SUPPLIED MATERIAL:

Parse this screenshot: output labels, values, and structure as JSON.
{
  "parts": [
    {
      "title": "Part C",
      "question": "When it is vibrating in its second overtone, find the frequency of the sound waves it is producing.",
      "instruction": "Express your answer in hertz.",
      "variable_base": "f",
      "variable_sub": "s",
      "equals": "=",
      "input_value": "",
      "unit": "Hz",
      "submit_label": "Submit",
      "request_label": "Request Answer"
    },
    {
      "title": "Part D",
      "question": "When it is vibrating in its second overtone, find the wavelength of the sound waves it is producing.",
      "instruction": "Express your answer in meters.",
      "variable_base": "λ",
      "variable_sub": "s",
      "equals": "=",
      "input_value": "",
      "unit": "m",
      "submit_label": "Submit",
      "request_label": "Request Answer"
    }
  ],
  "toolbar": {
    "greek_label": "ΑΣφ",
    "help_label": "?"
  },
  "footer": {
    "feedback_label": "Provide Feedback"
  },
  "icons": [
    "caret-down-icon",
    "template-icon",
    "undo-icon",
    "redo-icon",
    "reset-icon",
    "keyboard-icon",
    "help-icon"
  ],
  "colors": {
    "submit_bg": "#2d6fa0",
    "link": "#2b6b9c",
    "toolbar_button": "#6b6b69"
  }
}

YOUR GOAL: Each record above must be given again exactly.

SOLUTION FOR THIS TASK:
Parse this screenshot: output labels, values, and structure as JSON.
{
  "parts": [
    {
      "title": "Part C",
      "question": "When it is vibrating in its second overtone, find the frequency of the sound waves it is producing.",
      "instruction": "Express your answer in hertz.",
      "variable_base": "f",
      "variable_sub": "s",
      "equals": "=",
      "input_value": "",
      "unit": "Hz",
      "submit_label": "Submit",
      "request_label": "Request Answer"
    },
    {
      "title": "Part D",
      "question": "When it is vibrating in its second overtone, find the wavelength of the sound waves it is producing.",
      "instruction": "Express your answer in meters.",
      "variable_base": "λ",
      "variable_sub": "s",
      "equals": "=",
      "input_value": "",
      "unit": "m",
      "submit_label": "Submit",
      "request_label": "Request Answer"
    }
  ],
  "toolbar": {
    "greek_label": "ΑΣφ",
    "help_label": "?"
  },
  "footer": {
    "feedback_label": "Provide Feedback"
  },
  "icons": [
    "caret-down-icon",
    "template-icon",
    "undo-icon",
    "redo-icon",
    "reset-icon",
    "keyboard-icon",
    "help-icon"
  ],
  "colors": {
    "submit_bg": "#2d6fa0",
    "link": "#2b6b9c",
    "toolbar_button": "#6b6b69"
  }
}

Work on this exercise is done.